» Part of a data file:

<<<<

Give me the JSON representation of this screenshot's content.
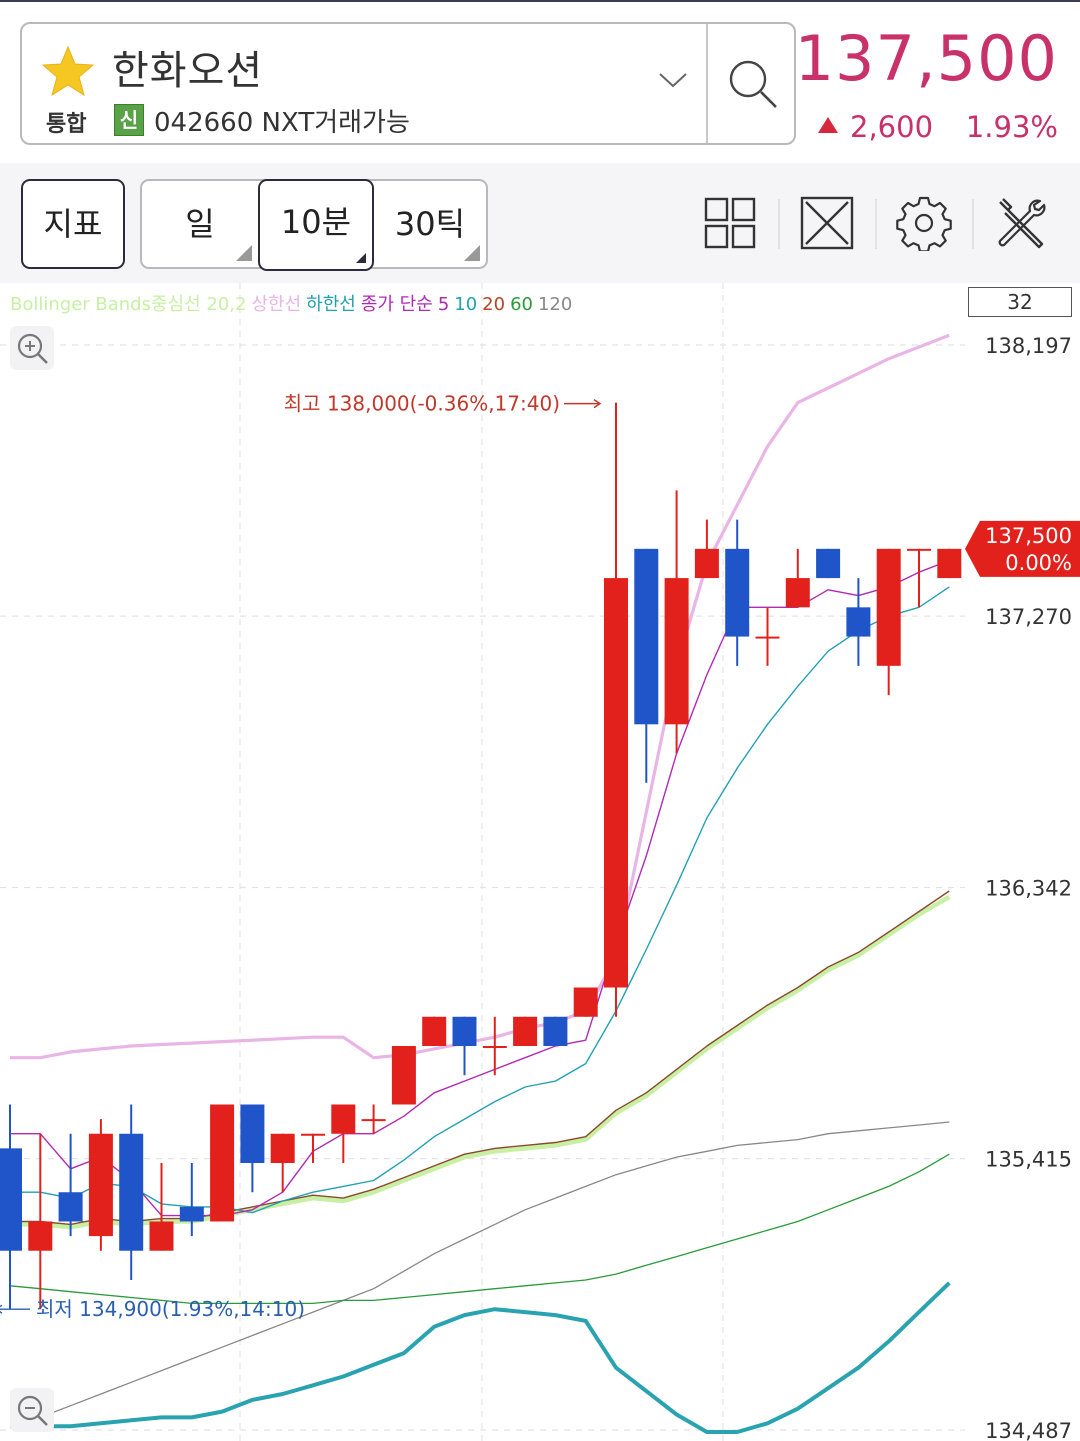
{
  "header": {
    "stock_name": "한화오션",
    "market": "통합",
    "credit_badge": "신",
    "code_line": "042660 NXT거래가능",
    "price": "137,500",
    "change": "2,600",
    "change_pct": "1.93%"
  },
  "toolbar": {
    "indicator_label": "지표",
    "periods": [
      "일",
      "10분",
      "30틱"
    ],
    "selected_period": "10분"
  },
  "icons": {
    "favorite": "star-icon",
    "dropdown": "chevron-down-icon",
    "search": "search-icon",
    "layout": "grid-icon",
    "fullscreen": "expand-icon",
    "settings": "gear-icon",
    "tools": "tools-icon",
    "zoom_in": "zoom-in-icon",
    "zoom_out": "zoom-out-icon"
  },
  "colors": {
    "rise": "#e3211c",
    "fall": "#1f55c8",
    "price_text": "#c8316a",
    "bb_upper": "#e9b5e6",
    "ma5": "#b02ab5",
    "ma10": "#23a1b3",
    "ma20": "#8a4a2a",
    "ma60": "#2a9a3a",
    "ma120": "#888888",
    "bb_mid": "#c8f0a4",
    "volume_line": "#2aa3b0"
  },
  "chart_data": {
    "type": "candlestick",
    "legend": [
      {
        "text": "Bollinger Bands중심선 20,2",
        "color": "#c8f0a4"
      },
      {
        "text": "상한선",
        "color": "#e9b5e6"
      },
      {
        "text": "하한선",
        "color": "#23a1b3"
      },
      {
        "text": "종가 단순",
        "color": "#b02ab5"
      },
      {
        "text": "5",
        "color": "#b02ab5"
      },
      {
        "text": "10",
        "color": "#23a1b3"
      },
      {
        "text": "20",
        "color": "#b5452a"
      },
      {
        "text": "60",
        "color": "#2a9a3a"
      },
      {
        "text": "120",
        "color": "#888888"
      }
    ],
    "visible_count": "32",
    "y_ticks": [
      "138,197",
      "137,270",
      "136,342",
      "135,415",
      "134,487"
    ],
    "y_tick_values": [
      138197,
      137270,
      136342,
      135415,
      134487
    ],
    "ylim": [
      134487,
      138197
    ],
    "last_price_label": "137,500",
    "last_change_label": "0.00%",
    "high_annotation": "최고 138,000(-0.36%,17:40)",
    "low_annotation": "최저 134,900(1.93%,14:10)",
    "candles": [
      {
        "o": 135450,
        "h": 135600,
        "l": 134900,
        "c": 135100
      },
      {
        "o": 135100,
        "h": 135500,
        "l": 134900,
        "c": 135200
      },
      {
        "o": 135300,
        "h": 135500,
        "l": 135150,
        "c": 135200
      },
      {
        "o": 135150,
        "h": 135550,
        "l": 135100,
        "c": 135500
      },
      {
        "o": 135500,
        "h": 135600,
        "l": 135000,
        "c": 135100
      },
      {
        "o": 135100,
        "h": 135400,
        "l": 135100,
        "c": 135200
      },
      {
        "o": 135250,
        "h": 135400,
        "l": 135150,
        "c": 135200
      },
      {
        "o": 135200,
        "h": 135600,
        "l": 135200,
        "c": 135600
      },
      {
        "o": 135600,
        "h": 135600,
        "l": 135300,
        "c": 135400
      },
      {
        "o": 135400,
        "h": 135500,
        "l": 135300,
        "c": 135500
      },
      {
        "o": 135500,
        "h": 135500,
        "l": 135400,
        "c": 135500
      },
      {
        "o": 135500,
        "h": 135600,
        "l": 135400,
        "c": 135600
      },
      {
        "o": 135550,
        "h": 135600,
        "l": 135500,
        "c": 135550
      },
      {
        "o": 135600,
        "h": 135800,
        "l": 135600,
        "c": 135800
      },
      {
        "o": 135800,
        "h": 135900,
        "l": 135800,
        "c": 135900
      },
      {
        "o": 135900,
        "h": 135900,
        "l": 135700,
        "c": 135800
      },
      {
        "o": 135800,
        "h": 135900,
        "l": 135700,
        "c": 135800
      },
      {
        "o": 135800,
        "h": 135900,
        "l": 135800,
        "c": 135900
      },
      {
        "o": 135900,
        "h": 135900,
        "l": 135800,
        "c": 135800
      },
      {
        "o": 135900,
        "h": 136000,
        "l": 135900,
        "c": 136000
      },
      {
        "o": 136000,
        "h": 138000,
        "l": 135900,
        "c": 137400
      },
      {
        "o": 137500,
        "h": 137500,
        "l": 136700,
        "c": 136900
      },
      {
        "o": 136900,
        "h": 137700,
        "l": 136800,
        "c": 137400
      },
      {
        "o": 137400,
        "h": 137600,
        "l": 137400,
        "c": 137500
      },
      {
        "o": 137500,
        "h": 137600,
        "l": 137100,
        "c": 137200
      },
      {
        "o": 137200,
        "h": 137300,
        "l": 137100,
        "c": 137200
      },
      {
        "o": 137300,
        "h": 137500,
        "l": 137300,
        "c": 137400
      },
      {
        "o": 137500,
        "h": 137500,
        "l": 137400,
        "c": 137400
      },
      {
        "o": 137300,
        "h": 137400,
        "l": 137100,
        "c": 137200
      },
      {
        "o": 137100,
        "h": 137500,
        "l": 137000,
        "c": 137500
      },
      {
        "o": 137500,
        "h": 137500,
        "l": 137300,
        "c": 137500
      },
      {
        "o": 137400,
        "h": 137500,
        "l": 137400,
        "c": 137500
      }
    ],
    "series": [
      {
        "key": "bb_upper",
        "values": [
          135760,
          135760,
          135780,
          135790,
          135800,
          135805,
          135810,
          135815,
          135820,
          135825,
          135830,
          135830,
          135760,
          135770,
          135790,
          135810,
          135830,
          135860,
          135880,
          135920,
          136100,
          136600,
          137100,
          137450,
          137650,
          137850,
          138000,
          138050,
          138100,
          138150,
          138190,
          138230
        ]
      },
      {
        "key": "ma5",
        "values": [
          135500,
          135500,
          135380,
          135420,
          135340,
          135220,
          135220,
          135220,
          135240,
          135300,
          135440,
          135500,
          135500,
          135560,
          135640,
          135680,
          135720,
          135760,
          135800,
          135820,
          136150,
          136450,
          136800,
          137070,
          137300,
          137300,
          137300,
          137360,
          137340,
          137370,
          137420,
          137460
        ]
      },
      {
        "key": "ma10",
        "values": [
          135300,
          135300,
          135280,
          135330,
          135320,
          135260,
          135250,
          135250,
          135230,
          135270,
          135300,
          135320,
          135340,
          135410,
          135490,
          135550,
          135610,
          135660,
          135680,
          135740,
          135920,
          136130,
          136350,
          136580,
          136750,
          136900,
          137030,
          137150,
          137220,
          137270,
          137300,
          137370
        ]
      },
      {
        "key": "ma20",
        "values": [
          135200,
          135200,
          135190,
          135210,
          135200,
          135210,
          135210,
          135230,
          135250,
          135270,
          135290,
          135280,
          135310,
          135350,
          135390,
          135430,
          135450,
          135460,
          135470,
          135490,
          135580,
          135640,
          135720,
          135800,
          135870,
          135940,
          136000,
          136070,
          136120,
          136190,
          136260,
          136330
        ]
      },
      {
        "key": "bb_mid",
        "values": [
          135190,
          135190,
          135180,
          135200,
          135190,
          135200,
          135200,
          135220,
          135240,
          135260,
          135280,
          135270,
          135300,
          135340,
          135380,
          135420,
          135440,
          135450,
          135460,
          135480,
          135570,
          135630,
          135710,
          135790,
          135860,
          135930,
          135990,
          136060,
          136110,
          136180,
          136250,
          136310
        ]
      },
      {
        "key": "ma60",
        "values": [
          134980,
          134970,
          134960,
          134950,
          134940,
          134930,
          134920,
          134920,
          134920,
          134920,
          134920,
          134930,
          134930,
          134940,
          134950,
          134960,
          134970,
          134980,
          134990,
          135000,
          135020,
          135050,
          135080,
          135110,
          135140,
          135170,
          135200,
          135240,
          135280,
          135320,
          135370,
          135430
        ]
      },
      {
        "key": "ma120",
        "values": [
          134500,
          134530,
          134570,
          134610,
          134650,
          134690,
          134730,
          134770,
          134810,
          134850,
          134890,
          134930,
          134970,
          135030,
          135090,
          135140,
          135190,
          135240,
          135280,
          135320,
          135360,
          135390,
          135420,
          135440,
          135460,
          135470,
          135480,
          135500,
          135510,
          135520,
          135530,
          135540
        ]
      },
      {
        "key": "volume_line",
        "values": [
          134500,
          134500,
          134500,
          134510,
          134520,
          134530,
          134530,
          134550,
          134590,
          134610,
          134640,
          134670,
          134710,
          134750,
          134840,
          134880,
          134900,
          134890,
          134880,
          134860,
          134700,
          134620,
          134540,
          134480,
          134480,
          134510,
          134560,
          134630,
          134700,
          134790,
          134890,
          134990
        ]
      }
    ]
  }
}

>>>>

» What you need to do: Show all lines in the entries above where the string "zoom" appears.

» Task response:
    "zoom_in": "zoom-in-icon",
    "zoom_out": "zoom-out-icon"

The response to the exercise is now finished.